(Figure record listings)
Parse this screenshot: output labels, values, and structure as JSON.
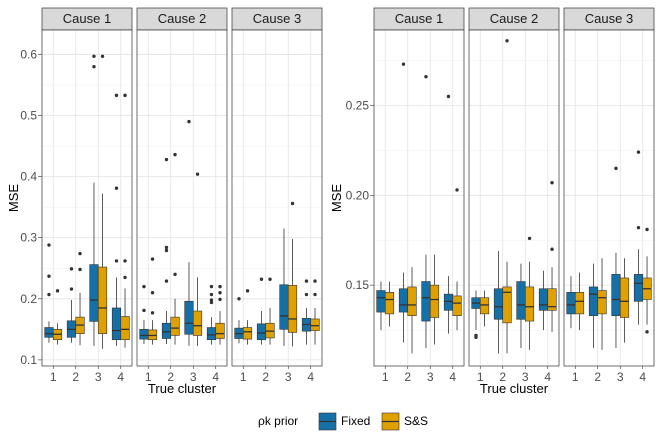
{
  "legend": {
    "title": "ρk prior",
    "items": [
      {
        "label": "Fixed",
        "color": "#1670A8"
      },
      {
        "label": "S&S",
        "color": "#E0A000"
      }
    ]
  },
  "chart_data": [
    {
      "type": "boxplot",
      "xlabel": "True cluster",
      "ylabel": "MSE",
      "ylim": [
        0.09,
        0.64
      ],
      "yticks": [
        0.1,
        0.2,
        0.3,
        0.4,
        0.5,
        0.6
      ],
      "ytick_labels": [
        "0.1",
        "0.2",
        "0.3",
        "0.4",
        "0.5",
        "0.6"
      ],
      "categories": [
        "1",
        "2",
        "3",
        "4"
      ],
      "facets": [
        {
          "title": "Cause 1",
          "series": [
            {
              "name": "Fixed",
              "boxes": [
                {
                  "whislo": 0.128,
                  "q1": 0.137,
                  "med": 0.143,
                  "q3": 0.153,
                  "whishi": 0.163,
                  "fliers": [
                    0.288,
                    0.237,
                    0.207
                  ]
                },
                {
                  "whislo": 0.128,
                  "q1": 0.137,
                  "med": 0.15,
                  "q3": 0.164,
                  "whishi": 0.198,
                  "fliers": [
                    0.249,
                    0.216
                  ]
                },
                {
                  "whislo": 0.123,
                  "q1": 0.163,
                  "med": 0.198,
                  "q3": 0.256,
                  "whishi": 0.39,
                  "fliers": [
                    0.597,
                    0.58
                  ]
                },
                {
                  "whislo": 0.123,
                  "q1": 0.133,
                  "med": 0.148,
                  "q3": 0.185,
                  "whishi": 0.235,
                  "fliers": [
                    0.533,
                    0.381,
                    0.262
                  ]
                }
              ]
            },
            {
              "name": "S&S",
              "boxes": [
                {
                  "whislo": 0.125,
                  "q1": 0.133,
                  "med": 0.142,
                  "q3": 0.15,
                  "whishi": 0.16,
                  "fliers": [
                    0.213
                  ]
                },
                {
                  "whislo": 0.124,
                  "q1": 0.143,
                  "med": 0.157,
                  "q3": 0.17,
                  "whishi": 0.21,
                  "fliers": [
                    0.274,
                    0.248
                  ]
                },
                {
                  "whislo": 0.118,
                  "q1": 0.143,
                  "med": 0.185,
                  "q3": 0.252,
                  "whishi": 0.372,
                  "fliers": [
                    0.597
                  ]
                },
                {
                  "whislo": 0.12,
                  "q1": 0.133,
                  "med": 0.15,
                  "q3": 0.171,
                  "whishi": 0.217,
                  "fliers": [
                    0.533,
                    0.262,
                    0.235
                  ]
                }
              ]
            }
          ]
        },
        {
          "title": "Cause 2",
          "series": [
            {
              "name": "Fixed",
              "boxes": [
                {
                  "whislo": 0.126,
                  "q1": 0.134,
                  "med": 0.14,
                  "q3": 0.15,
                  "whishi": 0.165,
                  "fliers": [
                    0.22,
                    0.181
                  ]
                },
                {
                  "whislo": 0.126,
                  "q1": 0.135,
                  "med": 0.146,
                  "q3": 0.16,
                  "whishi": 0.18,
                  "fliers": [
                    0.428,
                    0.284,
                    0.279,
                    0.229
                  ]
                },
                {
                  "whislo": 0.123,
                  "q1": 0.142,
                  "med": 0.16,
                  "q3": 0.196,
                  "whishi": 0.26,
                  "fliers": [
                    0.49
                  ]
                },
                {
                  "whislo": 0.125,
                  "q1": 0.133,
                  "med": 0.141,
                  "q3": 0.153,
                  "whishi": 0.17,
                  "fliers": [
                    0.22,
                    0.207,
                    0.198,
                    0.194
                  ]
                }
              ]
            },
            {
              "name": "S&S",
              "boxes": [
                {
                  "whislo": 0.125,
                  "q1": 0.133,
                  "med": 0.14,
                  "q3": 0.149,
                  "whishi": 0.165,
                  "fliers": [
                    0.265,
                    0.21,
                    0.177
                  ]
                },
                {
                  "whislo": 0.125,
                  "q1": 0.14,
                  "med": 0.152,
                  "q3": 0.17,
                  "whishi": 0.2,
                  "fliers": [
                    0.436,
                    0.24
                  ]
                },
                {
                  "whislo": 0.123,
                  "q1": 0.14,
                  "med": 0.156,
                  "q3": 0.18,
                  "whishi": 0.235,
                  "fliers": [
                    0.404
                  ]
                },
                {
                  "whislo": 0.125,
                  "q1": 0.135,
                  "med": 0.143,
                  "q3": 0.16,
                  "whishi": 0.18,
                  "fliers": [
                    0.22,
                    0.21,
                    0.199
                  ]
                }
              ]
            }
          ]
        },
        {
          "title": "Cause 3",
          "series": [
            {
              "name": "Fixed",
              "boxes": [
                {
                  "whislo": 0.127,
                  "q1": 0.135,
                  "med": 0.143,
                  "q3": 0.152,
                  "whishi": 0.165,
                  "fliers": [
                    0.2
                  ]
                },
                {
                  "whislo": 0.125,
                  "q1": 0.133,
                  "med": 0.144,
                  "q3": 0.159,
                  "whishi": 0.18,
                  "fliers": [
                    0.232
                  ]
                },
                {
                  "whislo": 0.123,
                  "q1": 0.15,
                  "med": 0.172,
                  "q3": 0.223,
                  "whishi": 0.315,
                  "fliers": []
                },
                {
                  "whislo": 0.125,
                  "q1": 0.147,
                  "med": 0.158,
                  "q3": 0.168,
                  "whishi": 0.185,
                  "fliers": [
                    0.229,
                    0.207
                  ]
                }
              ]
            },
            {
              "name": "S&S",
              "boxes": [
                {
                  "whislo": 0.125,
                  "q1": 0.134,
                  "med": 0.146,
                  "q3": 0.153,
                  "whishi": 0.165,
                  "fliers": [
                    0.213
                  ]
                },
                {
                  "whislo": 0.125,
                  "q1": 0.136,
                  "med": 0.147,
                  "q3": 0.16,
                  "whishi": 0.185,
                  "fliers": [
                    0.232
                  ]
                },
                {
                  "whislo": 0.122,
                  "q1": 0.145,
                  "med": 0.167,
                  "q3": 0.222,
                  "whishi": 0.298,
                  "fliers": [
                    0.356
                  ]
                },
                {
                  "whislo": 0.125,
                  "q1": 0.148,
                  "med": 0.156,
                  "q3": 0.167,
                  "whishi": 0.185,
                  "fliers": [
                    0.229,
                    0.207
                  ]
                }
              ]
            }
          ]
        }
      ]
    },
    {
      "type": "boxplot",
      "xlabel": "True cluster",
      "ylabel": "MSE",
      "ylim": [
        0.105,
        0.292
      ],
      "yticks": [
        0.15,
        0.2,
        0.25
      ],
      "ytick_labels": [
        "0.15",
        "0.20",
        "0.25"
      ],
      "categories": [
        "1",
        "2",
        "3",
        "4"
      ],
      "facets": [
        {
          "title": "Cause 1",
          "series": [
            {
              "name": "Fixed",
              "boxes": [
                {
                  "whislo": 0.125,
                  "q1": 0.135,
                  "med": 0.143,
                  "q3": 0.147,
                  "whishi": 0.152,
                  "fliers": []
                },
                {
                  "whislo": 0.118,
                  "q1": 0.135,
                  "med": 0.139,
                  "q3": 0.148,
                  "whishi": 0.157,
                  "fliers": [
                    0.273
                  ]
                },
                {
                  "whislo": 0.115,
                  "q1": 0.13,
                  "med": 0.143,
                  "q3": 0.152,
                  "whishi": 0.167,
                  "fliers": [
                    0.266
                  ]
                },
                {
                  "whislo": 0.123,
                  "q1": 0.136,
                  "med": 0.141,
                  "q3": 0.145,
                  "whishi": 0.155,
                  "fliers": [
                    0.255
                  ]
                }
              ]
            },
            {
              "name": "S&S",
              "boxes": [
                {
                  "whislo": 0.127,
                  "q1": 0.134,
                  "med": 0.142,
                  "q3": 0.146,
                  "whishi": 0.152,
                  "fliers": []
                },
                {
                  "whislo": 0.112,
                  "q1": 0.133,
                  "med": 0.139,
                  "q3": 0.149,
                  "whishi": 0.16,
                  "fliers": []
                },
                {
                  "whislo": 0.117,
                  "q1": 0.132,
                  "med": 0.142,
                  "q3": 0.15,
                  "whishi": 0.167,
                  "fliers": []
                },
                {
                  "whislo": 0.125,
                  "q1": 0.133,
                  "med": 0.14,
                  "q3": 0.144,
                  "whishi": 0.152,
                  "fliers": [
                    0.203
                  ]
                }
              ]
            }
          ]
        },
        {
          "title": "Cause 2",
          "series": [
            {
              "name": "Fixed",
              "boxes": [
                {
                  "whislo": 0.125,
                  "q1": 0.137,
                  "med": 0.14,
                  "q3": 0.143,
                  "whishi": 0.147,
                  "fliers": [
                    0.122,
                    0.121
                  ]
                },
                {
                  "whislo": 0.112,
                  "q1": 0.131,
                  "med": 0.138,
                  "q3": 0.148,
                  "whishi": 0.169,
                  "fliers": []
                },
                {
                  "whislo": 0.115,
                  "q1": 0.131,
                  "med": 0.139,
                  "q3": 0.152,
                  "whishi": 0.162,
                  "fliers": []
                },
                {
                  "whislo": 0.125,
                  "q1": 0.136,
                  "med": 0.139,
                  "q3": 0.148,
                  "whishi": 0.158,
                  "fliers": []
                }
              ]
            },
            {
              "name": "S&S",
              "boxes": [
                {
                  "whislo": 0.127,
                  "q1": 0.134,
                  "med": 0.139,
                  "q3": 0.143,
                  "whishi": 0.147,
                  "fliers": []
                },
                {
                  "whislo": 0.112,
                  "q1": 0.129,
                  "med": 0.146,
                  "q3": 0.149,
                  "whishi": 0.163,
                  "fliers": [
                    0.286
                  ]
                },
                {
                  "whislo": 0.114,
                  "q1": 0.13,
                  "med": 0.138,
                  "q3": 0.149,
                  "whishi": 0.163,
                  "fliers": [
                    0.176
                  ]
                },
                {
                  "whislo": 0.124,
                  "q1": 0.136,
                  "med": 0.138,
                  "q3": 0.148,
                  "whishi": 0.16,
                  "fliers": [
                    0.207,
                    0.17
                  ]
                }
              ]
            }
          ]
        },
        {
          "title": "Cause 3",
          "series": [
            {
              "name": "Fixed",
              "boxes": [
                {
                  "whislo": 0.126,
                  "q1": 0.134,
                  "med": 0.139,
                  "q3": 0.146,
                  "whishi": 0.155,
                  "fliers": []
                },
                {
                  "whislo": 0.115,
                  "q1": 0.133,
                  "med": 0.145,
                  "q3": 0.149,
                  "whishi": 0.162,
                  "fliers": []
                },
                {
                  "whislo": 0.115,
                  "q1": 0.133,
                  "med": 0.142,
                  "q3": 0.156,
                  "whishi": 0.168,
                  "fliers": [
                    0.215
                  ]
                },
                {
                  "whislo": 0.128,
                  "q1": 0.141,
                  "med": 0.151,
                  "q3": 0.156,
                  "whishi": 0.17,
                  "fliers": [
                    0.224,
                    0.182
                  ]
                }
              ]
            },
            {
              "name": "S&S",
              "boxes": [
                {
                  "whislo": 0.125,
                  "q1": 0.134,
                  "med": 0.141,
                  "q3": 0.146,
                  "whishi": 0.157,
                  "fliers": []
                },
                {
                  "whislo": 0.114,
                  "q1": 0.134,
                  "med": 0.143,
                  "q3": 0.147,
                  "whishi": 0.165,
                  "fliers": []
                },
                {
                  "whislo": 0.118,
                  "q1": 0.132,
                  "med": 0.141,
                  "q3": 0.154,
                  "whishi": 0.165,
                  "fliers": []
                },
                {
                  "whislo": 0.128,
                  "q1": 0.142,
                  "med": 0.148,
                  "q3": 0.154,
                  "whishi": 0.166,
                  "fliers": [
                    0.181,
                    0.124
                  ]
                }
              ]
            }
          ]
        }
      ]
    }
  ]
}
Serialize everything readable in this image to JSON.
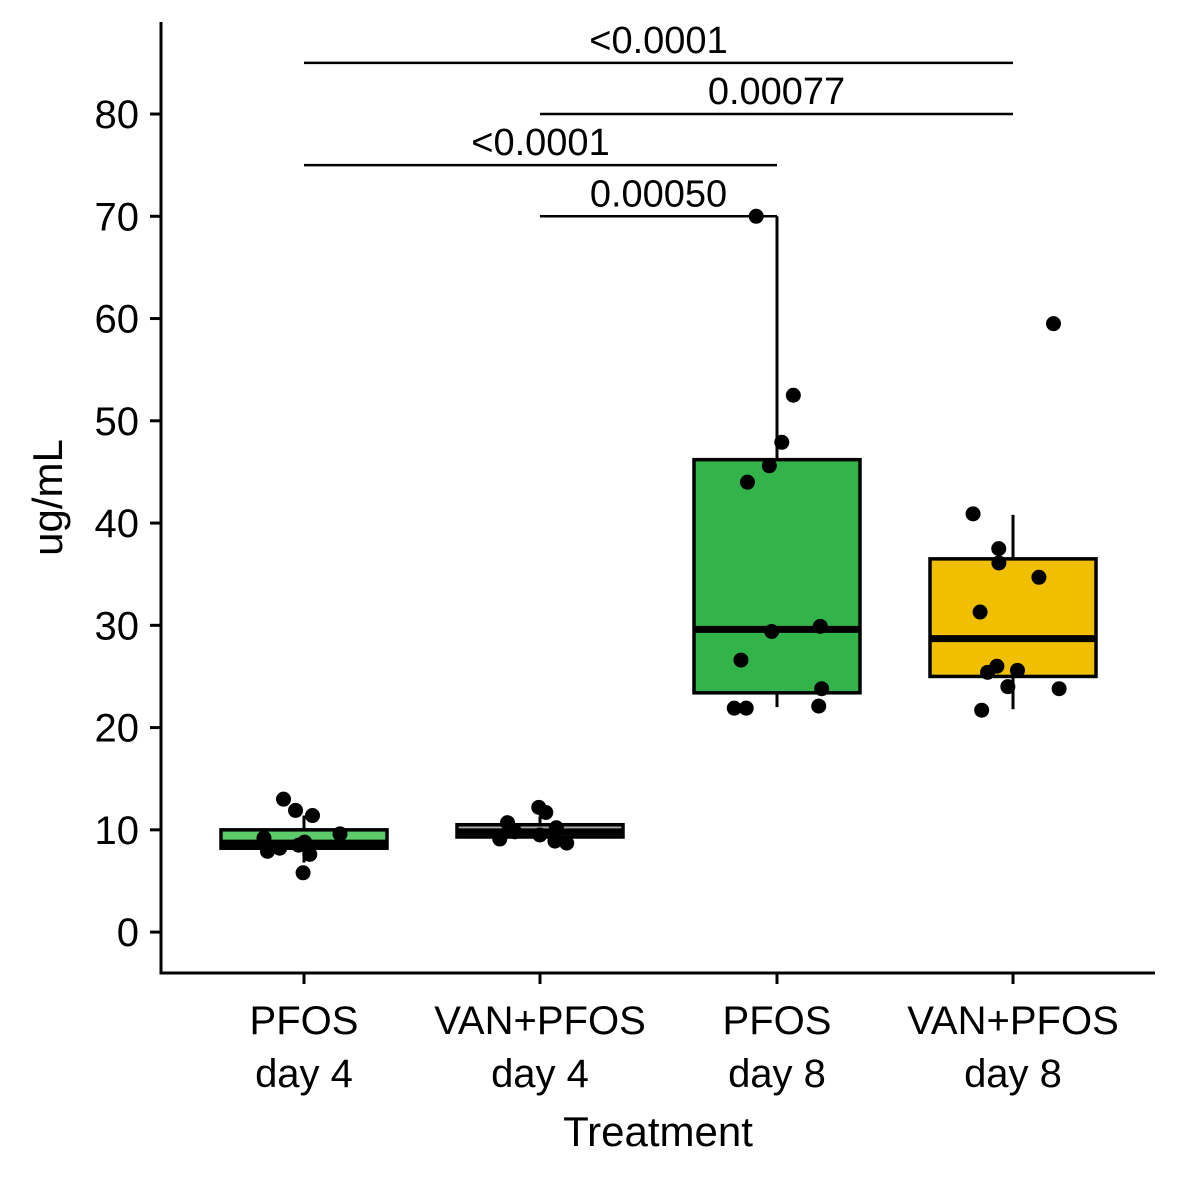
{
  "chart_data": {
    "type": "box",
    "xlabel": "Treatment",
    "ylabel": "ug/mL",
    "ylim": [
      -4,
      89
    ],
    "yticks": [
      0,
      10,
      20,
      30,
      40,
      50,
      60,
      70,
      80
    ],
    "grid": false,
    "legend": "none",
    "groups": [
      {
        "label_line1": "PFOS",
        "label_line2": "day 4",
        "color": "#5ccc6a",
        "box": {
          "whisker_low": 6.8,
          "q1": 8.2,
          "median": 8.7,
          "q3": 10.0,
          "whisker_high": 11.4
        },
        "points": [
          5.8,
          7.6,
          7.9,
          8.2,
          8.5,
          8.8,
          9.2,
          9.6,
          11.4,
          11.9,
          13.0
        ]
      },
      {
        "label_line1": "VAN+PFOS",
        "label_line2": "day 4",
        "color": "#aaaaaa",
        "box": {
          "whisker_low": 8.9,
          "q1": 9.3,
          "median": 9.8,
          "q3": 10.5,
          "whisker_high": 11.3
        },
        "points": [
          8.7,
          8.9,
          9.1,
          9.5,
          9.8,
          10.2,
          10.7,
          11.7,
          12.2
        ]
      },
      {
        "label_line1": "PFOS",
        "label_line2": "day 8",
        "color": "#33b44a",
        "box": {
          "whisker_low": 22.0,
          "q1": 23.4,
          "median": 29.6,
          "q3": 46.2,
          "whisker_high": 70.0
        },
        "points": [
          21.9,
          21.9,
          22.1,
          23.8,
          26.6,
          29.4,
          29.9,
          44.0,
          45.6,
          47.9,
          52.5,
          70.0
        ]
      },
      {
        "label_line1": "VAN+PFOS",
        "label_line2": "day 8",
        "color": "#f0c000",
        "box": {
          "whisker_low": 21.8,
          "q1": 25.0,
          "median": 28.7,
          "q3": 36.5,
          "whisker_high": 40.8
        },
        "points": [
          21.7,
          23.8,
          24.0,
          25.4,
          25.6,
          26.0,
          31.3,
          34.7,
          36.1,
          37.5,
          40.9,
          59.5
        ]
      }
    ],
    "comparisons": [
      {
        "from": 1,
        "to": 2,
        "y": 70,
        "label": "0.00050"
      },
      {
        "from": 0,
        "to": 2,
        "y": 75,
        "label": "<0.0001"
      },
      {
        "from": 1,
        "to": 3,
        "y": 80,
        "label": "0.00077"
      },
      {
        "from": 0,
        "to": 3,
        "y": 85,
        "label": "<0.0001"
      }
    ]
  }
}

SET TASK: For each line of the listing that holds the word "this", show that line.

ANSWER IN FULL:
Parse this screenshot: output labels, values, and structure as JSON.
Serialize everything readable in this image to JSON.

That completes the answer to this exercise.